_EXTRACTED DATA_.
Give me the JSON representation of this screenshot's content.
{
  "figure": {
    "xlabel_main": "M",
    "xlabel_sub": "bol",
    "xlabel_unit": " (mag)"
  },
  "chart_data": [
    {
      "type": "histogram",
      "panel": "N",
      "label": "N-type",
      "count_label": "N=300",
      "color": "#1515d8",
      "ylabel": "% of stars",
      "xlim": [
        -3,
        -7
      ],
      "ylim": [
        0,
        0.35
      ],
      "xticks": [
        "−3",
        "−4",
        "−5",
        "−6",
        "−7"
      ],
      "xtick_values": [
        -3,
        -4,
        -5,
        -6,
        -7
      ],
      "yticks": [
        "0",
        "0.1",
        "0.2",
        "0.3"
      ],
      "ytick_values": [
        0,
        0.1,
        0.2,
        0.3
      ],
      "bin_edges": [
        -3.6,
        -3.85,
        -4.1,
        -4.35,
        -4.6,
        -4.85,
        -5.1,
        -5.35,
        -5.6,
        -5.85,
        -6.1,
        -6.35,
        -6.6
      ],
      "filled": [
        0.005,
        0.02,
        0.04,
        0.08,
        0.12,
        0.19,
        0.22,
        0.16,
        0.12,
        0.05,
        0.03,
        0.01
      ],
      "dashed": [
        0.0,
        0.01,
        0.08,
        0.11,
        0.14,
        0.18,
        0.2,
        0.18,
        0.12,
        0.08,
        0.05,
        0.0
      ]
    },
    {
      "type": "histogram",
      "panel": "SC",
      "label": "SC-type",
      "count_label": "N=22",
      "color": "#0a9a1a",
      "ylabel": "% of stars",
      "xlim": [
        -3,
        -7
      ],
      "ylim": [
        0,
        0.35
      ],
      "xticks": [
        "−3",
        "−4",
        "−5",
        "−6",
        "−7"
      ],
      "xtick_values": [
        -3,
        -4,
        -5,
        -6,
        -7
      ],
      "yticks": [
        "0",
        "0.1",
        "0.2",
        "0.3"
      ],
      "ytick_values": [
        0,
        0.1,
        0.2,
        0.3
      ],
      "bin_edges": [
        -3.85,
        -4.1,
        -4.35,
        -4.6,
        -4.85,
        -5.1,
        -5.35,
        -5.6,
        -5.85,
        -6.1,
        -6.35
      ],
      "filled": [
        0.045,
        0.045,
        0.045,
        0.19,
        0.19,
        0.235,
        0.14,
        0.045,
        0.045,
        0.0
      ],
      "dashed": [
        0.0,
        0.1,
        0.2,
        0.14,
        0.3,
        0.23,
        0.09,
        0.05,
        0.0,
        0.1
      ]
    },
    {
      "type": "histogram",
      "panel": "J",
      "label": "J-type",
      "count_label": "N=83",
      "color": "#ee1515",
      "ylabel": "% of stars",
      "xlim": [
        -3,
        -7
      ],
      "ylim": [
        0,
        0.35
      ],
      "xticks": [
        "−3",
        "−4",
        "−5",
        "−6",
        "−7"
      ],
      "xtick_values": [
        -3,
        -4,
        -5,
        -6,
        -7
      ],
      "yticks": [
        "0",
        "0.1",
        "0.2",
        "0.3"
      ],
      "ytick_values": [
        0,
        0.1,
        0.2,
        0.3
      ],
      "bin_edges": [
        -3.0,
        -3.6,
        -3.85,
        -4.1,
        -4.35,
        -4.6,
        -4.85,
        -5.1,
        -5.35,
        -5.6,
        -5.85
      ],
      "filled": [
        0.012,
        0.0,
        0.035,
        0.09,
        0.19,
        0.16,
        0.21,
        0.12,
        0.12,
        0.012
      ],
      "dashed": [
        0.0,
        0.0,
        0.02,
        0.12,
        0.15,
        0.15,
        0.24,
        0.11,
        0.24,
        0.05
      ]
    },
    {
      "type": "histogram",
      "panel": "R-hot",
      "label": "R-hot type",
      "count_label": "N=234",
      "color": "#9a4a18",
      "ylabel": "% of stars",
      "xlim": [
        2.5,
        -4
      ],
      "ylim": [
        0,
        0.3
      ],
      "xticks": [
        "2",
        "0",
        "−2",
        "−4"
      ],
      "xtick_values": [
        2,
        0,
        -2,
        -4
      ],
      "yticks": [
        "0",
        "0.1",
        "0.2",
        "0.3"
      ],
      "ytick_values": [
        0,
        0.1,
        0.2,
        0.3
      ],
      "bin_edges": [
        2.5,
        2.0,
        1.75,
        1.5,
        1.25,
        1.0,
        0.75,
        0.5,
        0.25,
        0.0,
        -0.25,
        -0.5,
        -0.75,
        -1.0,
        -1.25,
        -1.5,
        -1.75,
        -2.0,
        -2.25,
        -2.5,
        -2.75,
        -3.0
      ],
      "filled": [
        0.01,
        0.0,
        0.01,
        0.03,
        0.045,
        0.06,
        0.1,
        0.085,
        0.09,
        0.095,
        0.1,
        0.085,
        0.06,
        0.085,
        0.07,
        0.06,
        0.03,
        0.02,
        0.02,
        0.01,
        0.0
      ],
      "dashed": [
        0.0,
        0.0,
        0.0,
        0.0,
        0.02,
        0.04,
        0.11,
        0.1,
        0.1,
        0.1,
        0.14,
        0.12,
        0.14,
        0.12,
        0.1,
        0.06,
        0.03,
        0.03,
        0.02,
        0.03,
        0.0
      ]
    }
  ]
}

_TASK OBJECTIVE_.
Using the data above, repeat every line exactly.

_TASK ANSWER_.
Give me the JSON representation of this screenshot's content.
{
  "figure": {
    "xlabel_main": "M",
    "xlabel_sub": "bol",
    "xlabel_unit": " (mag)"
  },
  "chart_data": [
    {
      "type": "histogram",
      "panel": "N",
      "label": "N-type",
      "count_label": "N=300",
      "color": "#1515d8",
      "ylabel": "% of stars",
      "xlim": [
        -3,
        -7
      ],
      "ylim": [
        0,
        0.35
      ],
      "xticks": [
        "−3",
        "−4",
        "−5",
        "−6",
        "−7"
      ],
      "xtick_values": [
        -3,
        -4,
        -5,
        -6,
        -7
      ],
      "yticks": [
        "0",
        "0.1",
        "0.2",
        "0.3"
      ],
      "ytick_values": [
        0,
        0.1,
        0.2,
        0.3
      ],
      "bin_edges": [
        -3.6,
        -3.85,
        -4.1,
        -4.35,
        -4.6,
        -4.85,
        -5.1,
        -5.35,
        -5.6,
        -5.85,
        -6.1,
        -6.35,
        -6.6
      ],
      "filled": [
        0.005,
        0.02,
        0.04,
        0.08,
        0.12,
        0.19,
        0.22,
        0.16,
        0.12,
        0.05,
        0.03,
        0.01
      ],
      "dashed": [
        0.0,
        0.01,
        0.08,
        0.11,
        0.14,
        0.18,
        0.2,
        0.18,
        0.12,
        0.08,
        0.05,
        0.0
      ]
    },
    {
      "type": "histogram",
      "panel": "SC",
      "label": "SC-type",
      "count_label": "N=22",
      "color": "#0a9a1a",
      "ylabel": "% of stars",
      "xlim": [
        -3,
        -7
      ],
      "ylim": [
        0,
        0.35
      ],
      "xticks": [
        "−3",
        "−4",
        "−5",
        "−6",
        "−7"
      ],
      "xtick_values": [
        -3,
        -4,
        -5,
        -6,
        -7
      ],
      "yticks": [
        "0",
        "0.1",
        "0.2",
        "0.3"
      ],
      "ytick_values": [
        0,
        0.1,
        0.2,
        0.3
      ],
      "bin_edges": [
        -3.85,
        -4.1,
        -4.35,
        -4.6,
        -4.85,
        -5.1,
        -5.35,
        -5.6,
        -5.85,
        -6.1,
        -6.35
      ],
      "filled": [
        0.045,
        0.045,
        0.045,
        0.19,
        0.19,
        0.235,
        0.14,
        0.045,
        0.045,
        0.0
      ],
      "dashed": [
        0.0,
        0.1,
        0.2,
        0.14,
        0.3,
        0.23,
        0.09,
        0.05,
        0.0,
        0.1
      ]
    },
    {
      "type": "histogram",
      "panel": "J",
      "label": "J-type",
      "count_label": "N=83",
      "color": "#ee1515",
      "ylabel": "% of stars",
      "xlim": [
        -3,
        -7
      ],
      "ylim": [
        0,
        0.35
      ],
      "xticks": [
        "−3",
        "−4",
        "−5",
        "−6",
        "−7"
      ],
      "xtick_values": [
        -3,
        -4,
        -5,
        -6,
        -7
      ],
      "yticks": [
        "0",
        "0.1",
        "0.2",
        "0.3"
      ],
      "ytick_values": [
        0,
        0.1,
        0.2,
        0.3
      ],
      "bin_edges": [
        -3.0,
        -3.6,
        -3.85,
        -4.1,
        -4.35,
        -4.6,
        -4.85,
        -5.1,
        -5.35,
        -5.6,
        -5.85
      ],
      "filled": [
        0.012,
        0.0,
        0.035,
        0.09,
        0.19,
        0.16,
        0.21,
        0.12,
        0.12,
        0.012
      ],
      "dashed": [
        0.0,
        0.0,
        0.02,
        0.12,
        0.15,
        0.15,
        0.24,
        0.11,
        0.24,
        0.05
      ]
    },
    {
      "type": "histogram",
      "panel": "R-hot",
      "label": "R-hot type",
      "count_label": "N=234",
      "color": "#9a4a18",
      "ylabel": "% of stars",
      "xlim": [
        2.5,
        -4
      ],
      "ylim": [
        0,
        0.3
      ],
      "xticks": [
        "2",
        "0",
        "−2",
        "−4"
      ],
      "xtick_values": [
        2,
        0,
        -2,
        -4
      ],
      "yticks": [
        "0",
        "0.1",
        "0.2",
        "0.3"
      ],
      "ytick_values": [
        0,
        0.1,
        0.2,
        0.3
      ],
      "bin_edges": [
        2.5,
        2.0,
        1.75,
        1.5,
        1.25,
        1.0,
        0.75,
        0.5,
        0.25,
        0.0,
        -0.25,
        -0.5,
        -0.75,
        -1.0,
        -1.25,
        -1.5,
        -1.75,
        -2.0,
        -2.25,
        -2.5,
        -2.75,
        -3.0
      ],
      "filled": [
        0.01,
        0.0,
        0.01,
        0.03,
        0.045,
        0.06,
        0.1,
        0.085,
        0.09,
        0.095,
        0.1,
        0.085,
        0.06,
        0.085,
        0.07,
        0.06,
        0.03,
        0.02,
        0.02,
        0.01,
        0.0
      ],
      "dashed": [
        0.0,
        0.0,
        0.0,
        0.0,
        0.02,
        0.04,
        0.11,
        0.1,
        0.1,
        0.1,
        0.14,
        0.12,
        0.14,
        0.12,
        0.1,
        0.06,
        0.03,
        0.03,
        0.02,
        0.03,
        0.0
      ]
    }
  ]
}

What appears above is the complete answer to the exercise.